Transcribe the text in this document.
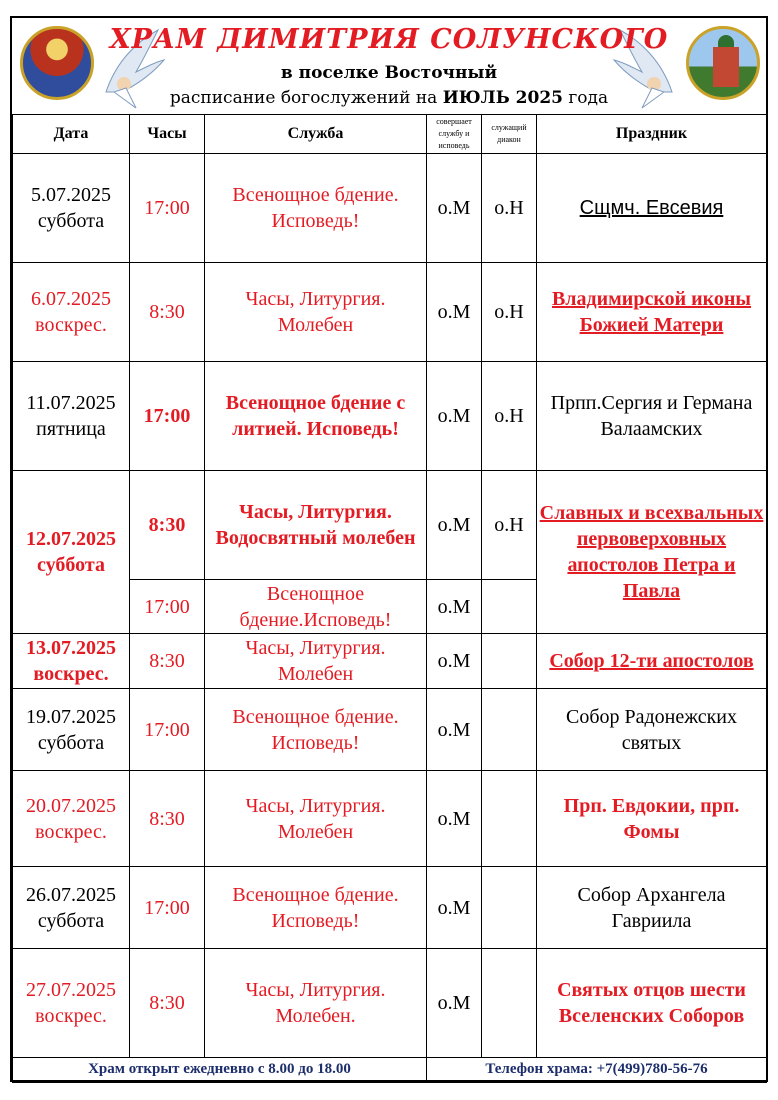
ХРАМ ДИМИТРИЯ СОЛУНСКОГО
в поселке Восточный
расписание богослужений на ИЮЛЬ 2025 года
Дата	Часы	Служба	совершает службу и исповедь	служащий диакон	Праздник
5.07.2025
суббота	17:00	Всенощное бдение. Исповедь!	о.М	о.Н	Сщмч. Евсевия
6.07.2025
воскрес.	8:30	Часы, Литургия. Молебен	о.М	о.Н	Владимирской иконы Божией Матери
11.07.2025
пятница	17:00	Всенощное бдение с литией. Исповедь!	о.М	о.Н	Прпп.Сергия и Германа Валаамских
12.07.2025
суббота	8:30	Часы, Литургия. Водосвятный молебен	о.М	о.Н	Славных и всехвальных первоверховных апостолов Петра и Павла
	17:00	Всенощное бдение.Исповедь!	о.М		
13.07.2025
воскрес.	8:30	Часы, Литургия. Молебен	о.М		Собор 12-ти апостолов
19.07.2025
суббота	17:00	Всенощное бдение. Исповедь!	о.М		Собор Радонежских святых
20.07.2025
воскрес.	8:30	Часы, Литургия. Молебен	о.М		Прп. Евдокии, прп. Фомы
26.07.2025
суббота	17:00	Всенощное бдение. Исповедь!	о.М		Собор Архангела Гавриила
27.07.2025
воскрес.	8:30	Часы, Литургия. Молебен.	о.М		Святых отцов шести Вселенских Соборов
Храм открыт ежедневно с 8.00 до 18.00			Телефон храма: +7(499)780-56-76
======
Skip the pictures and print each record exactly as it stands.

Written response
Transcribe the text in this document.
ХРАМ ДИМИТРИЯ СОЛУНСКОГО
в поселке Восточный
расписание богослужений на ИЮЛЬ 2025 года
Дата	Часы	Служба	совершает службу и исповедь	служащий диакон	Праздник
5.07.2025
суббота	17:00	Всенощное бдение. Исповедь!	о.М	о.Н	Сщмч. Евсевия
6.07.2025
воскрес.	8:30	Часы, Литургия. Молебен	о.М	о.Н	Владимирской иконы Божией Матери
11.07.2025
пятница	17:00	Всенощное бдение с литией. Исповедь!	о.М	о.Н	Прпп.Сергия и Германа Валаамских
12.07.2025
суббота	8:30	Часы, Литургия. Водосвятный молебен	о.М	о.Н	Славных и всехвальных первоверховных апостолов Петра и Павла
	17:00	Всенощное бдение.Исповедь!	о.М		
13.07.2025
воскрес.	8:30	Часы, Литургия. Молебен	о.М		Собор 12-ти апостолов
19.07.2025
суббота	17:00	Всенощное бдение. Исповедь!	о.М		Собор Радонежских святых
20.07.2025
воскрес.	8:30	Часы, Литургия. Молебен	о.М		Прп. Евдокии, прп. Фомы
26.07.2025
суббота	17:00	Всенощное бдение. Исповедь!	о.М		Собор Архангела Гавриила
27.07.2025
воскрес.	8:30	Часы, Литургия. Молебен.	о.М		Святых отцов шести Вселенских Соборов
Храм открыт ежедневно с 8.00 до 18.00			Телефон храма: +7(499)780-56-76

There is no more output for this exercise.